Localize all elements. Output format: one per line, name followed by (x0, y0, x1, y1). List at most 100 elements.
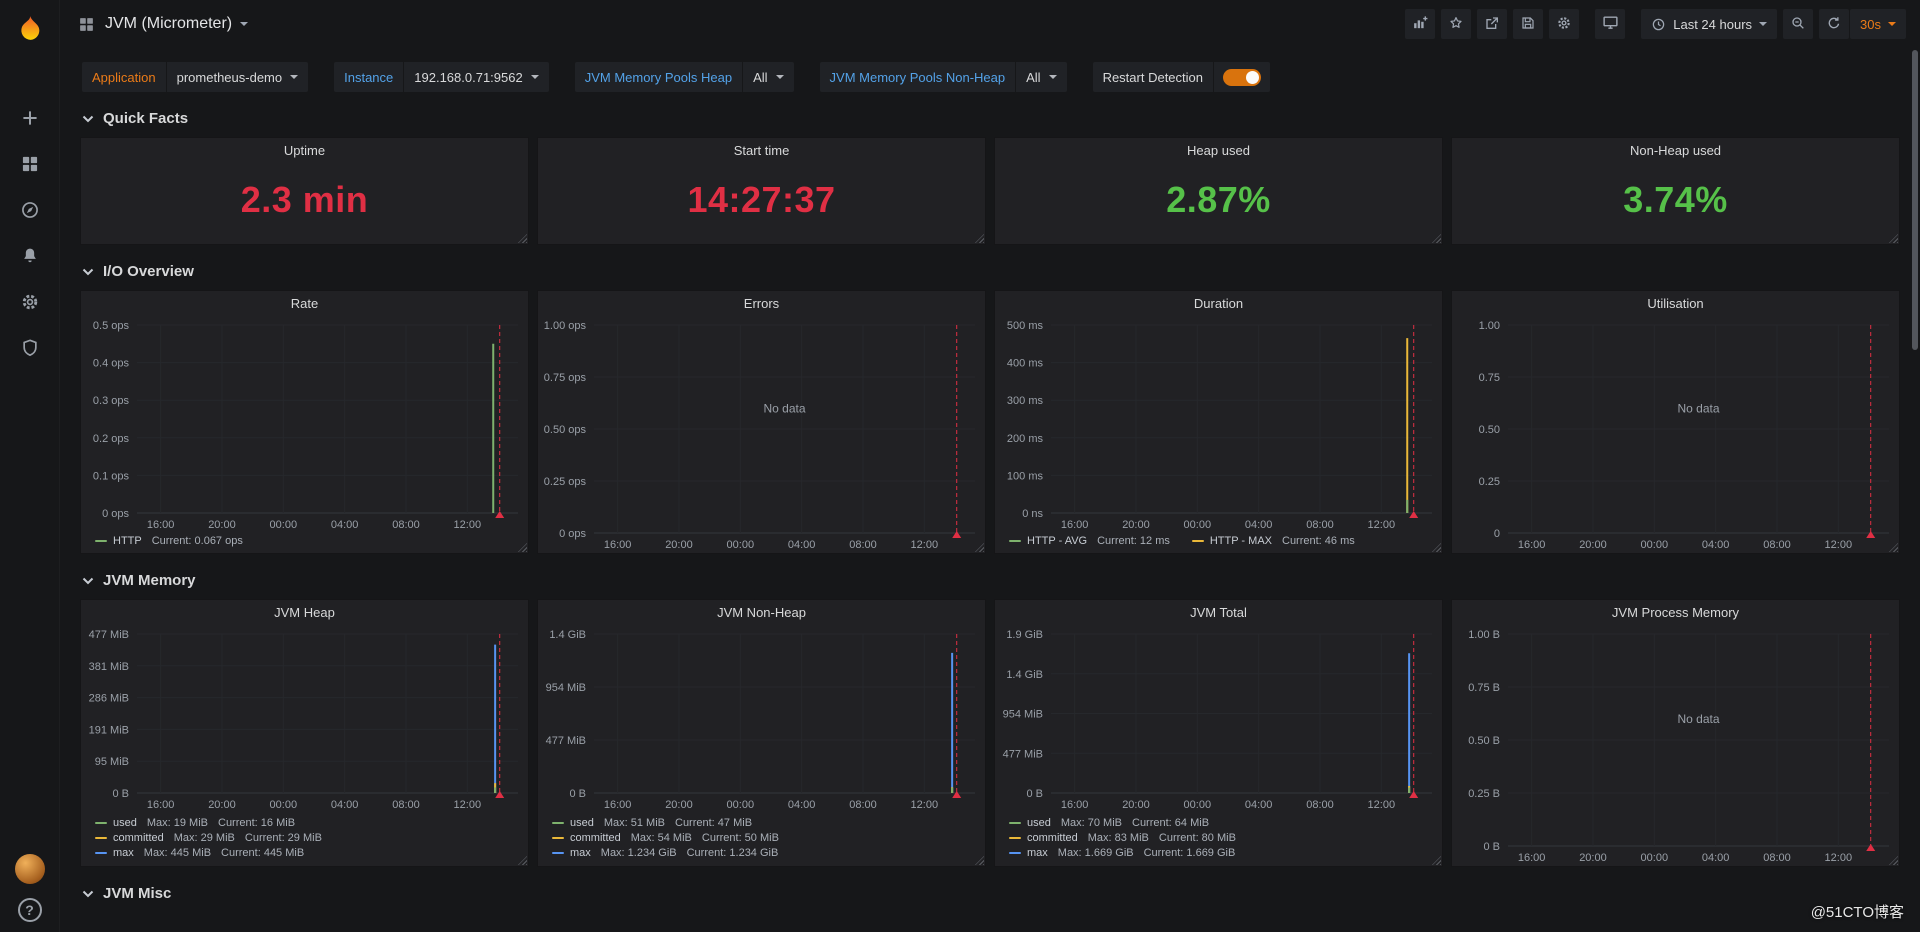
share-dashboard-button[interactable] (1477, 9, 1508, 39)
legend-item-used[interactable]: used Max: 70 MiB Current: 64 MiB (1009, 815, 1436, 830)
panel-title[interactable]: JVM Total (995, 600, 1442, 626)
legend-item-http[interactable]: HTTP Current: 0.067 ops (95, 535, 243, 547)
legend-item-used[interactable]: used Max: 19 MiB Current: 16 MiB (95, 815, 522, 830)
save-dashboard-button[interactable] (1513, 9, 1544, 39)
grafana-logo-icon[interactable] (8, 8, 52, 52)
svg-text:500 ms: 500 ms (1007, 320, 1044, 332)
section-header-jvm-misc[interactable]: JVM Misc (80, 885, 1900, 902)
plot-area[interactable]: 0 B 477 MiB 954 MiB 1.4 GiB 1.9 GiB 16:00 20:0… (995, 626, 1442, 813)
legend-item-http-max[interactable]: HTTP - MAX Current: 46 ms (1191, 535, 1355, 547)
legend-item-committed[interactable]: committed Max: 54 MiB Current: 50 MiB (552, 830, 979, 845)
panel-title[interactable]: Duration (995, 291, 1442, 317)
caret-down-icon (1888, 22, 1896, 26)
panel-title[interactable]: JVM Heap (81, 600, 528, 626)
heap-pools-label: JVM Memory Pools Heap (574, 62, 743, 92)
panel-title[interactable]: Start time (538, 138, 985, 164)
svg-text:20:00: 20:00 (208, 799, 236, 811)
application-select[interactable]: prometheus-demo (165, 62, 309, 92)
svg-text:400 ms: 400 ms (1007, 358, 1044, 370)
sidebar-item-explore[interactable] (6, 188, 54, 234)
legend-item-used[interactable]: used Max: 51 MiB Current: 47 MiB (552, 815, 979, 830)
stat-value: 2.3 min (240, 179, 369, 220)
series-color-swatch (95, 821, 107, 824)
legend-item-http-avg[interactable]: HTTP - AVG Current: 12 ms (1009, 535, 1170, 547)
svg-text:477 MiB: 477 MiB (89, 629, 129, 641)
filter-instance: Instance 192.168.0.71:9562 (334, 62, 549, 92)
sidebar-item-configuration[interactable] (6, 280, 54, 326)
panel-jvm-non-heap: JVM Non-Heap 0 B 477 MiB 954 MiB 1.4 GiB 16:0… (537, 599, 986, 867)
panel-jvm-heap: JVM Heap 0 B 95 MiB 191 MiB 286 MiB 381 MiB 47… (80, 599, 529, 867)
legend-item-max[interactable]: max Max: 1.234 GiB Current: 1.234 GiB (552, 845, 979, 860)
panel-title[interactable]: Uptime (81, 138, 528, 164)
caret-down-icon (1759, 22, 1768, 26)
svg-text:1.4 GiB: 1.4 GiB (1006, 669, 1043, 681)
sidebar-item-dashboards[interactable] (6, 142, 54, 188)
dashboard-title-button[interactable]: JVM (Micrometer) (105, 15, 249, 33)
filter-restart-detection: Restart Detection (1092, 62, 1270, 92)
legend-item-max[interactable]: max Max: 445 MiB Current: 445 MiB (95, 845, 522, 860)
star-dashboard-button[interactable] (1441, 9, 1472, 39)
save-icon (1520, 15, 1536, 34)
panel-title[interactable]: Rate (81, 291, 528, 317)
filter-heap-pools: JVM Memory Pools Heap All (574, 62, 794, 92)
panel-title[interactable]: Errors (538, 291, 985, 317)
plot-area[interactable]: 0 ops 0.1 ops 0.2 ops 0.3 ops 0.4 ops 0.5 ops… (81, 317, 528, 533)
svg-text:08:00: 08:00 (392, 799, 420, 811)
instance-select[interactable]: 192.168.0.71:9562 (403, 62, 549, 92)
user-avatar[interactable] (14, 854, 45, 884)
legend-item-committed[interactable]: committed Max: 29 MiB Current: 29 MiB (95, 830, 522, 845)
refresh-interval-picker[interactable]: 30s (1850, 9, 1906, 39)
plot-area[interactable]: 0 ns 100 ms 200 ms 300 ms 400 ms 500 ms 16:00 2… (995, 317, 1442, 533)
jvm-memory-row: JVM Heap 0 B 95 MiB 191 MiB 286 MiB 381 MiB 47… (80, 599, 1900, 867)
sidebar-item-alerting[interactable] (6, 234, 54, 280)
page-title: JVM (Micrometer) (105, 15, 233, 32)
dashboard-settings-button[interactable] (1549, 9, 1580, 39)
plot-area[interactable]: 0 B 95 MiB 191 MiB 286 MiB 381 MiB 477 MiB 16:… (81, 626, 528, 813)
svg-text:954 MiB: 954 MiB (546, 682, 586, 694)
refresh-button[interactable] (1819, 9, 1850, 39)
section-header-io-overview[interactable]: I/O Overview (80, 263, 1900, 280)
panel-title[interactable]: JVM Process Memory (1452, 600, 1899, 626)
restart-detection-toggle[interactable] (1223, 68, 1261, 86)
plot-area[interactable]: 0 B 0.25 B 0.50 B 0.75 B 1.00 B 16:00 20:00 00:… (1452, 626, 1899, 866)
svg-text:16:00: 16:00 (1518, 852, 1546, 864)
section-header-quick-facts[interactable]: Quick Facts (80, 110, 1900, 127)
series-color-swatch (1009, 836, 1021, 839)
caret-down-icon (240, 22, 249, 26)
instance-label: Instance (334, 62, 404, 92)
svg-text:00:00: 00:00 (1184, 799, 1212, 811)
plot-area[interactable]: 0 B 477 MiB 954 MiB 1.4 GiB 16:00 20:00 00:00 0… (538, 626, 985, 813)
svg-text:00:00: 00:00 (1641, 852, 1669, 864)
nonheap-pools-label: JVM Memory Pools Non-Heap (819, 62, 1016, 92)
panel-jvm-process-memory: JVM Process Memory 0 B 0.25 B 0.50 B 0.75 B 1… (1451, 599, 1900, 867)
svg-text:08:00: 08:00 (849, 799, 877, 811)
section-header-jvm-memory[interactable]: JVM Memory (80, 572, 1900, 589)
panel-title[interactable]: Non-Heap used (1452, 138, 1899, 164)
zoom-out-button[interactable] (1783, 9, 1814, 39)
svg-text:95 MiB: 95 MiB (95, 756, 129, 768)
gear-icon (20, 292, 40, 315)
nonheap-pools-select[interactable]: All (1015, 62, 1067, 92)
add-panel-button[interactable] (1405, 9, 1436, 39)
scrollbar-thumb[interactable] (1912, 50, 1918, 350)
legend: used Max: 51 MiB Current: 47 MiB committed M… (538, 813, 985, 866)
svg-text:04:00: 04:00 (331, 519, 359, 531)
sidebar-item-server-admin[interactable] (6, 326, 54, 372)
plot-area[interactable]: 0 ops 0.25 ops 0.50 ops 0.75 ops 1.00 ops 16:… (538, 317, 985, 553)
panel-title[interactable]: JVM Non-Heap (538, 600, 985, 626)
legend-item-committed[interactable]: committed Max: 83 MiB Current: 80 MiB (1009, 830, 1436, 845)
sidebar-item-create[interactable] (6, 96, 54, 142)
svg-text:0 B: 0 B (1026, 788, 1043, 800)
panel-title[interactable]: Utilisation (1452, 291, 1899, 317)
panel-title[interactable]: Heap used (995, 138, 1442, 164)
panel-utilisation: Utilisation 0 0.25 0.50 0.75 1.00 16:00 20:00 00… (1451, 290, 1900, 554)
legend-item-max[interactable]: max Max: 1.669 GiB Current: 1.669 GiB (1009, 845, 1436, 860)
plot-area[interactable]: 0 0.25 0.50 0.75 1.00 16:00 20:00 00:00 04:00 08:… (1452, 317, 1899, 553)
svg-text:08:00: 08:00 (849, 539, 877, 551)
help-icon[interactable]: ? (17, 898, 42, 922)
time-range-picker[interactable]: Last 24 hours (1641, 9, 1778, 39)
svg-text:954 MiB: 954 MiB (1003, 709, 1043, 721)
svg-text:0.50 ops: 0.50 ops (544, 424, 587, 436)
heap-pools-select[interactable]: All (742, 62, 794, 92)
cycle-view-button[interactable] (1595, 9, 1626, 39)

..............................

Problem statement: Please change "Current" to "Now" in the lines from the line with "share-dashboard-button[interactable] (1477, 9, 1508, 39)" up to and including the line with "section-header-jvm-misc[interactable]: JVM Misc", keeping everything else the same, and return only those lines.

Task answer:
share-dashboard-button[interactable] (1477, 9, 1508, 39)
legend-item-used[interactable]: used Max: 70 MiB Now: 64 MiB (1009, 815, 1436, 830)
panel-title[interactable]: JVM Total (995, 600, 1442, 626)
legend-item-http[interactable]: HTTP Now: 0.067 ops (95, 535, 243, 547)
legend-item-used[interactable]: used Max: 19 MiB Now: 16 MiB (95, 815, 522, 830)
save-dashboard-button[interactable] (1513, 9, 1544, 39)
grafana-logo-icon[interactable] (8, 8, 52, 52)
svg-text:500 ms: 500 ms (1007, 320, 1044, 332)
section-header-jvm-misc[interactable]: JVM Misc (80, 885, 1900, 902)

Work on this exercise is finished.